Check each line below for the word "Description", and copy those that have it.
=== Material for this exercise ===
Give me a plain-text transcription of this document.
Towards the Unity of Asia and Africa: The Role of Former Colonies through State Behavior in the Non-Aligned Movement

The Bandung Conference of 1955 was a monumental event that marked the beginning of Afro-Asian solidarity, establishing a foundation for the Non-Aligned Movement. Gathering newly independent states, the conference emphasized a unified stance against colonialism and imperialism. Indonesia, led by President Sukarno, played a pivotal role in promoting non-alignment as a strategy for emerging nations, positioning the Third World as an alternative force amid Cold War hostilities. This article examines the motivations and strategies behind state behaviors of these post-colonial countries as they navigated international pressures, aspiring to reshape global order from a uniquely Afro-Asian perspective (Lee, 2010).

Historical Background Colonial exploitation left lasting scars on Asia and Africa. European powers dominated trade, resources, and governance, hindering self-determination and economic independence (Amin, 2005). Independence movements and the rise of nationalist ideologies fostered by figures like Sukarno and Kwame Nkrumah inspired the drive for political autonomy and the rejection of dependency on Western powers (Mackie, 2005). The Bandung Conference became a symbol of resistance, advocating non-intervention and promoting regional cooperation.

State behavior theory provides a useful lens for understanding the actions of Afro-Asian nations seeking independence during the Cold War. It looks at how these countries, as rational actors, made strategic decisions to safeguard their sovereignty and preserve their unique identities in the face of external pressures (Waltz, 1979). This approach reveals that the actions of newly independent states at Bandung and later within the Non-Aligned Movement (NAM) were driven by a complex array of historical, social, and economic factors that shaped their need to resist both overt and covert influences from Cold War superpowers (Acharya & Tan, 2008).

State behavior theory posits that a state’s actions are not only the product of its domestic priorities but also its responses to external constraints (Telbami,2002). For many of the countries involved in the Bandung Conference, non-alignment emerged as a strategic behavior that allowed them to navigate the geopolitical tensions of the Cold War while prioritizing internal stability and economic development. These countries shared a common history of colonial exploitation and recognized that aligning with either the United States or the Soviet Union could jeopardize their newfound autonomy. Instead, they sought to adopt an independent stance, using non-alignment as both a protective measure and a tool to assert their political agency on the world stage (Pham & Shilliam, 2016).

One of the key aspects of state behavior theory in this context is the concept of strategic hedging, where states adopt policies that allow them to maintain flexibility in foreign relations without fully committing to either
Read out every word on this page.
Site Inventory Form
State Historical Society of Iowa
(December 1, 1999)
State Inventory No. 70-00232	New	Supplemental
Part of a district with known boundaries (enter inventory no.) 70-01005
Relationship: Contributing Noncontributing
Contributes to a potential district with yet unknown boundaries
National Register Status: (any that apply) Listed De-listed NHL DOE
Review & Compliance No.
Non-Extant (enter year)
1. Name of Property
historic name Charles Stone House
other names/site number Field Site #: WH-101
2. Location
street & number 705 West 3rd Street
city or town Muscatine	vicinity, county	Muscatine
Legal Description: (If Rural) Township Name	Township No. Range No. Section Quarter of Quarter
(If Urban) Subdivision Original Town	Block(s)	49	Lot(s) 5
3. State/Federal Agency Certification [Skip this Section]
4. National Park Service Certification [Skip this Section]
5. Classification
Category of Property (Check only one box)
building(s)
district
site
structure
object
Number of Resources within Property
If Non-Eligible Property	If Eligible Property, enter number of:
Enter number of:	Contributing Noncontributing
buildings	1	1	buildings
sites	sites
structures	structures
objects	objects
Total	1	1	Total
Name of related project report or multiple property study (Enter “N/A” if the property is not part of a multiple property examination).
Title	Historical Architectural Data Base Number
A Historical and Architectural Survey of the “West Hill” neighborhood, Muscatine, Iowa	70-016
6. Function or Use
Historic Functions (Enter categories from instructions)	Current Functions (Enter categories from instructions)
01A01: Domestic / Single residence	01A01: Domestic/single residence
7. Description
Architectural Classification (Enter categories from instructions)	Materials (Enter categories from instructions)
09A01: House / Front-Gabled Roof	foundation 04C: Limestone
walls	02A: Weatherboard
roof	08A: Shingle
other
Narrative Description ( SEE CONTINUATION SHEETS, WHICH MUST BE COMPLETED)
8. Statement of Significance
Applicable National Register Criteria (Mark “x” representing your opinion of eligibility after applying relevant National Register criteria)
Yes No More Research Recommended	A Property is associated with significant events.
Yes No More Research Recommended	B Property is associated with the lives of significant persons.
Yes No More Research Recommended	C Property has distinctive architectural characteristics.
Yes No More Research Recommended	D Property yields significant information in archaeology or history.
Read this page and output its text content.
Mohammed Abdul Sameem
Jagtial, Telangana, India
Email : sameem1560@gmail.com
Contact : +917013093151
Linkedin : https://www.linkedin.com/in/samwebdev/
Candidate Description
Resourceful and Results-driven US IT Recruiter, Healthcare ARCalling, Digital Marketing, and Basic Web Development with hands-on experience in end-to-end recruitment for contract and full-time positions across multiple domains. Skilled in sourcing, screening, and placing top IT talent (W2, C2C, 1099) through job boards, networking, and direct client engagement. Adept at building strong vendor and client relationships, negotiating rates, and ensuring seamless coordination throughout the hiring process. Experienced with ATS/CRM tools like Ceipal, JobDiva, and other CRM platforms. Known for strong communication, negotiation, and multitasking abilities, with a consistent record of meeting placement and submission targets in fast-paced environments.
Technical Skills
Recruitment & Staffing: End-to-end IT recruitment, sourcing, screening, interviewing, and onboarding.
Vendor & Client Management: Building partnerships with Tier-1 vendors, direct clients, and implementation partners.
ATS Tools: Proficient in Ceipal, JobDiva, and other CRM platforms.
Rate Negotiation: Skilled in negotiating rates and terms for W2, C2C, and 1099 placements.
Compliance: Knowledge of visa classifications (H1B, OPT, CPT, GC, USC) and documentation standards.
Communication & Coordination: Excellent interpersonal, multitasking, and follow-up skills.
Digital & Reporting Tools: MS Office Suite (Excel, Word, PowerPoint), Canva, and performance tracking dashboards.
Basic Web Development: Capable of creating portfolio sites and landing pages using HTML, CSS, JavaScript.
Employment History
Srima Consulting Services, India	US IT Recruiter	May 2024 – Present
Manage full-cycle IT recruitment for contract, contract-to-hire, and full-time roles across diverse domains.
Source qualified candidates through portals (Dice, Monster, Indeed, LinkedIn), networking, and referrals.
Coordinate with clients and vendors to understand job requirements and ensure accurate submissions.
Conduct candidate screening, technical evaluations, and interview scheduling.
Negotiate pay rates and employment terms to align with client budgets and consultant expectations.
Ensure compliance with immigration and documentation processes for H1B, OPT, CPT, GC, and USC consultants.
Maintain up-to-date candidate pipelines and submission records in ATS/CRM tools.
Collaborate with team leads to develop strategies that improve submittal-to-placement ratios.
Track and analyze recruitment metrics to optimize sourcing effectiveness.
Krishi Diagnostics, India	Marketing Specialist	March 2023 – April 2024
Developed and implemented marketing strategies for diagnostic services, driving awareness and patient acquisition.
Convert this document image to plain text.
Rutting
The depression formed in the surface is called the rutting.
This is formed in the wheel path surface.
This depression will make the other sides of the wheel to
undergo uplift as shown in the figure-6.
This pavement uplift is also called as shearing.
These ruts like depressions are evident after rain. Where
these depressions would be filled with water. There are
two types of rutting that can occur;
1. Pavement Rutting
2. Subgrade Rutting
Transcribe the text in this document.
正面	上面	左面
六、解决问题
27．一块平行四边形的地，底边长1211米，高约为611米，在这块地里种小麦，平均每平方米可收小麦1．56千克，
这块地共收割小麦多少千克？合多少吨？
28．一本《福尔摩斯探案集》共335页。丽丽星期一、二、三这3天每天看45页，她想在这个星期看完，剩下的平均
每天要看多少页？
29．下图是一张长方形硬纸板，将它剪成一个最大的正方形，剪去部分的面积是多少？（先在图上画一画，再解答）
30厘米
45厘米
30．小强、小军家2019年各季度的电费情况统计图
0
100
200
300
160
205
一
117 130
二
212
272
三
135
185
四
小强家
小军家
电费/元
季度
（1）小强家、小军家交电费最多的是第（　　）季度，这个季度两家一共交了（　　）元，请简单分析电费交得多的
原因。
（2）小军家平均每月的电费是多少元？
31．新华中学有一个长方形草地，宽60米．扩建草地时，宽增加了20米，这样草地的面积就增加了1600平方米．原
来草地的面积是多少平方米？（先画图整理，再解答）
===
_Exercise output_
Legal Description: (If Rural) Township Name	Township No. Range No. Section Quarter of Quarter
7. Description
Narrative Description ( SEE CONTINUATION SHEETS, WHICH MUST BE COMPLETED)
Candidate Description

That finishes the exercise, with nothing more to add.